[Extracted data entries]

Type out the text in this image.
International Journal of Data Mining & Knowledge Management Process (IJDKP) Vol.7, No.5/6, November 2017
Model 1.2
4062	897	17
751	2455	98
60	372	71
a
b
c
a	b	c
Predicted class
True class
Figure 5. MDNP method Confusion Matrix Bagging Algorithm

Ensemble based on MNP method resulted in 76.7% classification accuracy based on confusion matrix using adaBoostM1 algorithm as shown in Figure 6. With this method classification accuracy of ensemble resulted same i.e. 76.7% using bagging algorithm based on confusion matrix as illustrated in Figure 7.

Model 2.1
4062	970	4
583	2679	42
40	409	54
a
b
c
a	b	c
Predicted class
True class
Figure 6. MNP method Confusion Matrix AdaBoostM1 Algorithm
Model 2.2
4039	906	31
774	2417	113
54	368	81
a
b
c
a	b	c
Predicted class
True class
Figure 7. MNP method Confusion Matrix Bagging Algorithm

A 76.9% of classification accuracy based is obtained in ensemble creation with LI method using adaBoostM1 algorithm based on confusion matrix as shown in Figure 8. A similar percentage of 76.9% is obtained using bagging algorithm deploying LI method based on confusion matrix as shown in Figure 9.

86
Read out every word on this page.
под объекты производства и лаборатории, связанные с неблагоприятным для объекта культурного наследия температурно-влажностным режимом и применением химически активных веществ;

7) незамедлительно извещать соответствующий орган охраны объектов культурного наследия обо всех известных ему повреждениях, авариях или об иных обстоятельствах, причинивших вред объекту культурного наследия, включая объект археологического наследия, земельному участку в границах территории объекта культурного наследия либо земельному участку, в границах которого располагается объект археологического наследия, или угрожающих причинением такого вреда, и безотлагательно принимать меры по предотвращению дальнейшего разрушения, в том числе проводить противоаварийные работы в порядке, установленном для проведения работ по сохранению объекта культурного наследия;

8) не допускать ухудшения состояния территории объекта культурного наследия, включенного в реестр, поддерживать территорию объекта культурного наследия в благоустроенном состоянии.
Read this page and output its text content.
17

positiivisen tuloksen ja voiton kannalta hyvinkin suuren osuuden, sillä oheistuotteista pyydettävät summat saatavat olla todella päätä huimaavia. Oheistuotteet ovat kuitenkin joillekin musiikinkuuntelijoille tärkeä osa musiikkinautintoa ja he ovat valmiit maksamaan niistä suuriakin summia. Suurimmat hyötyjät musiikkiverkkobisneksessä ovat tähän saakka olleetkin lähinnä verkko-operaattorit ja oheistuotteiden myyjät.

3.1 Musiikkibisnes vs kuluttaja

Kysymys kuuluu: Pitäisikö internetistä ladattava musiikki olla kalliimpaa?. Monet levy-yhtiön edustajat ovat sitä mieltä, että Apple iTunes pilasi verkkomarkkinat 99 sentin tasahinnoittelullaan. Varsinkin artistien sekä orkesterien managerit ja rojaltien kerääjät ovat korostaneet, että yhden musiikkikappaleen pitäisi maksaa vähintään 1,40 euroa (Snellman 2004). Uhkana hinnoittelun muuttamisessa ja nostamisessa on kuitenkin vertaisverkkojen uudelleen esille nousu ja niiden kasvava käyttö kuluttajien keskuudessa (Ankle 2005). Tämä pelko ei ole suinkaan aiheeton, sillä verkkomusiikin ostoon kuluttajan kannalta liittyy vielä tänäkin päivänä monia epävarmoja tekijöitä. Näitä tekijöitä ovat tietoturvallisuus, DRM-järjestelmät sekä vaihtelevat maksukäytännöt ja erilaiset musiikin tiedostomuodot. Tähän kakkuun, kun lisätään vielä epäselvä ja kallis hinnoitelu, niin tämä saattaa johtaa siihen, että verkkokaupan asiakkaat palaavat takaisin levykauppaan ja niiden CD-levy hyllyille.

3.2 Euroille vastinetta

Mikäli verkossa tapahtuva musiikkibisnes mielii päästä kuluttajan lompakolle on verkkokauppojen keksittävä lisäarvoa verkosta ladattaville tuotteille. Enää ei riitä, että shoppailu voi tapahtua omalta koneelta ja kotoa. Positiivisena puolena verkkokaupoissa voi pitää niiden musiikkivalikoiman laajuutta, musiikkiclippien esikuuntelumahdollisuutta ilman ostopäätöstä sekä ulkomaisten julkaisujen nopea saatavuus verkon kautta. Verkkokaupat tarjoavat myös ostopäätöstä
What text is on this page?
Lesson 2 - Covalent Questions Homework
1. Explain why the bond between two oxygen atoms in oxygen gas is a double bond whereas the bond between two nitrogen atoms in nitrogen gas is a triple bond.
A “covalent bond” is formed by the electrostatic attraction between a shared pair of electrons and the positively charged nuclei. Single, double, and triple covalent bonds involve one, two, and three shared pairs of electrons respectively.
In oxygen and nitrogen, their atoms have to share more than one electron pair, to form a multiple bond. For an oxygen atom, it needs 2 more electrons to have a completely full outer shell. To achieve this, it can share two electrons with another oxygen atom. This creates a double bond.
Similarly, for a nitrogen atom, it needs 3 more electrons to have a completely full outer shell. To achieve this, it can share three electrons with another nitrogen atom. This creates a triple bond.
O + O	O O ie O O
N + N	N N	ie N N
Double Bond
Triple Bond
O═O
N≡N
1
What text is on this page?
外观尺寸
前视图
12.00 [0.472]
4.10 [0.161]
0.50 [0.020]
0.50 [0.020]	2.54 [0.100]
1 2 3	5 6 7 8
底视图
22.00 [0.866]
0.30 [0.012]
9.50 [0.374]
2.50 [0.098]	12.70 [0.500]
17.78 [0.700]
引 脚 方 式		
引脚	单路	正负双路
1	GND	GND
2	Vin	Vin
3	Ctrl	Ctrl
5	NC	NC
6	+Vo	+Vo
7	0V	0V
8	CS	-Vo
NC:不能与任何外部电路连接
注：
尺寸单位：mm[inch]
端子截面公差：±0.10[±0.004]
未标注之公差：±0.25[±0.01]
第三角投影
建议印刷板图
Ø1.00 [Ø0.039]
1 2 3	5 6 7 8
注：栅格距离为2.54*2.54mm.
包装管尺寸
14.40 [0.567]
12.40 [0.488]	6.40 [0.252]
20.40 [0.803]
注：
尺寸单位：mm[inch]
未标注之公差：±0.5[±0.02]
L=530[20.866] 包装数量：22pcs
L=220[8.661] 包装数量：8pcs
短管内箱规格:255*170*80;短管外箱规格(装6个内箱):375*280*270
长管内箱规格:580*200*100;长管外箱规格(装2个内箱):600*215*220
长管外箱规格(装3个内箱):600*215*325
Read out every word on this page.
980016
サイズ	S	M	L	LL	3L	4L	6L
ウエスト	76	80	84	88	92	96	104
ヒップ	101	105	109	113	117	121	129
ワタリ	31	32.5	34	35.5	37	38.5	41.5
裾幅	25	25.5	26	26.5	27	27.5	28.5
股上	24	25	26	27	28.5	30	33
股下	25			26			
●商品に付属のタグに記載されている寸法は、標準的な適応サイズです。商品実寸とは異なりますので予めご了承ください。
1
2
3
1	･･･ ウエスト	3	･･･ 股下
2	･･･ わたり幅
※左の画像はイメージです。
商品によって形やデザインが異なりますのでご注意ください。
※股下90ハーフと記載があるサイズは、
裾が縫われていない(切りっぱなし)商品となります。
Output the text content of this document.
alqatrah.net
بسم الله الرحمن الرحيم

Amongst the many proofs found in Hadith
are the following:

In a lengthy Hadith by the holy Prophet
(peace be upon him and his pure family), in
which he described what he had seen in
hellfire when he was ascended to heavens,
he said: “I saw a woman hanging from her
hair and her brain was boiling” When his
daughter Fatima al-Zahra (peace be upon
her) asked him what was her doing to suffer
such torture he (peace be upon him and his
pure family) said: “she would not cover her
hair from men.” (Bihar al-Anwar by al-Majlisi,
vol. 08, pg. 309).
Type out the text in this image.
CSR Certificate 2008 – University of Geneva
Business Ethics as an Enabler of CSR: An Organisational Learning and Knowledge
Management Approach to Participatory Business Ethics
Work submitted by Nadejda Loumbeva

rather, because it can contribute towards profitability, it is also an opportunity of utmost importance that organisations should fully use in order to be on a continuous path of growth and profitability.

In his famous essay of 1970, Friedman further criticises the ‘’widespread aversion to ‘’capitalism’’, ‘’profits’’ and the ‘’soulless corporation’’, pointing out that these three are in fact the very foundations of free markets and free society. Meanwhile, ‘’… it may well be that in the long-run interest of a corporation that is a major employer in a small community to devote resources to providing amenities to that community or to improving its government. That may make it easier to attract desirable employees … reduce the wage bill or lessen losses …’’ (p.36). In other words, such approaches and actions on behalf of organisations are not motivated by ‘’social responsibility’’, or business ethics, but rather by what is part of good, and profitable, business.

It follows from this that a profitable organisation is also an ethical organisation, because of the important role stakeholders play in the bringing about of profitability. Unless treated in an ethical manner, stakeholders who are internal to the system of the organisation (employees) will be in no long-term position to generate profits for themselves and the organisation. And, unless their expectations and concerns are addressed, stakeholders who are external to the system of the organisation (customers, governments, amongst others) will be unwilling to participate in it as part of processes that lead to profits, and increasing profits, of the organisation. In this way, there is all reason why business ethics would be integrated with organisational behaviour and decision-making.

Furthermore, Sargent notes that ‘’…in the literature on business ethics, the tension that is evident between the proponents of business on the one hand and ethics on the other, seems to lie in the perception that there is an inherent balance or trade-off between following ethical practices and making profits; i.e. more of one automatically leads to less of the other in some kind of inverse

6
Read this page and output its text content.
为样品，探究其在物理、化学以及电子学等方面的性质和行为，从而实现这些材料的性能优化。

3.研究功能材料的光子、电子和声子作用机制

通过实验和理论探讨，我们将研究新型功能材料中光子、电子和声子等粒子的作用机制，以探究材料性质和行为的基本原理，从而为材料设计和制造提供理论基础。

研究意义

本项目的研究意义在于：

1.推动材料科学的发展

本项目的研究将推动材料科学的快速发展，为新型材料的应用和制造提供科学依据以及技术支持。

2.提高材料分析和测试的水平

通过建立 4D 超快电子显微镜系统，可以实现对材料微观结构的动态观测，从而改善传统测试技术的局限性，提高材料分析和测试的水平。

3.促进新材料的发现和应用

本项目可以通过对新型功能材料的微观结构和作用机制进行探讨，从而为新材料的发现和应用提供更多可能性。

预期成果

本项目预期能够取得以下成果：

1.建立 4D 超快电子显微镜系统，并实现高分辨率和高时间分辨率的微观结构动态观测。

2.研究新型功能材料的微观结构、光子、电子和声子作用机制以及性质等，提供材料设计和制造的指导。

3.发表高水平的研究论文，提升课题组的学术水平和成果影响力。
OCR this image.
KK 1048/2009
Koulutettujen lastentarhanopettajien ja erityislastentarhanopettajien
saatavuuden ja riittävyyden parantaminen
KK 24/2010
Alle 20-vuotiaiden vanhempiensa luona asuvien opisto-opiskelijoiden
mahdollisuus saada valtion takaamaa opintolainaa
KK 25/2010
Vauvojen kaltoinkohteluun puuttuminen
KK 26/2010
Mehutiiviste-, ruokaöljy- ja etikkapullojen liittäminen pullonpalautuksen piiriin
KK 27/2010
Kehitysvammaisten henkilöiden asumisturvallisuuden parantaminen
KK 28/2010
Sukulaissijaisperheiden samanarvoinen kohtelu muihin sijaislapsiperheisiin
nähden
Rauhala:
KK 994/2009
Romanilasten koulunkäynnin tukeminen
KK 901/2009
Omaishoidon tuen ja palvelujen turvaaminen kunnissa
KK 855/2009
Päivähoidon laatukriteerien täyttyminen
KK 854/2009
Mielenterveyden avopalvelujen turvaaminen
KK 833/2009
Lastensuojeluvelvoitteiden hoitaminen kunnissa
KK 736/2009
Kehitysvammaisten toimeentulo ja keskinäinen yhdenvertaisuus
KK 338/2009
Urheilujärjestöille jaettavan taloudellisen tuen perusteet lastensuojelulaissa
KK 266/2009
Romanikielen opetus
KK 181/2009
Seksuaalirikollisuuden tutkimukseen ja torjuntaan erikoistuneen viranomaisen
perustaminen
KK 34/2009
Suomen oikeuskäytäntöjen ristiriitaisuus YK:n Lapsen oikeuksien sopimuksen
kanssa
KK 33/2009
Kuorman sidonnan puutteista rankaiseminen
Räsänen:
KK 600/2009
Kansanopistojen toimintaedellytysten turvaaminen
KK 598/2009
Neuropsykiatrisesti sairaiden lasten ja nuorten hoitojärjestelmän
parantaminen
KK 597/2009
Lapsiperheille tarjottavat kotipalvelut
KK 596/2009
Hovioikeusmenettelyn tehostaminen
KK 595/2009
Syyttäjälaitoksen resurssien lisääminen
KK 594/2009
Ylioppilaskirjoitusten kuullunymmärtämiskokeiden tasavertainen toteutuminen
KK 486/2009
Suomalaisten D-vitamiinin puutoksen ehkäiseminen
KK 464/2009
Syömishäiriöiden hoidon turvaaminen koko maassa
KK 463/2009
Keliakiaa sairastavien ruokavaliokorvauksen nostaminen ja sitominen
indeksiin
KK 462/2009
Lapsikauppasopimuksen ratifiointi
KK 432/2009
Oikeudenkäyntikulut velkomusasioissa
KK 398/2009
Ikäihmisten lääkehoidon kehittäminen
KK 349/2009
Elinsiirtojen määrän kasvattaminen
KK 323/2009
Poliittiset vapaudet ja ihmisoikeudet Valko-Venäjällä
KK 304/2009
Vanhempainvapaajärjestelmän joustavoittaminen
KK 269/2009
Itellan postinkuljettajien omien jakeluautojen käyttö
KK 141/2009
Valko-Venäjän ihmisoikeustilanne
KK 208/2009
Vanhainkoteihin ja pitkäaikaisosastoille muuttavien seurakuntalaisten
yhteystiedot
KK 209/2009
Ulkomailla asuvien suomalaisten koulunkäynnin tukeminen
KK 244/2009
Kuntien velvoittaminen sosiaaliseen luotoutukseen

| PROBLEM DETAILS |
Count each line where the string "kunnissa" occurs, and write only the number.

| TASK OUTPUT |
2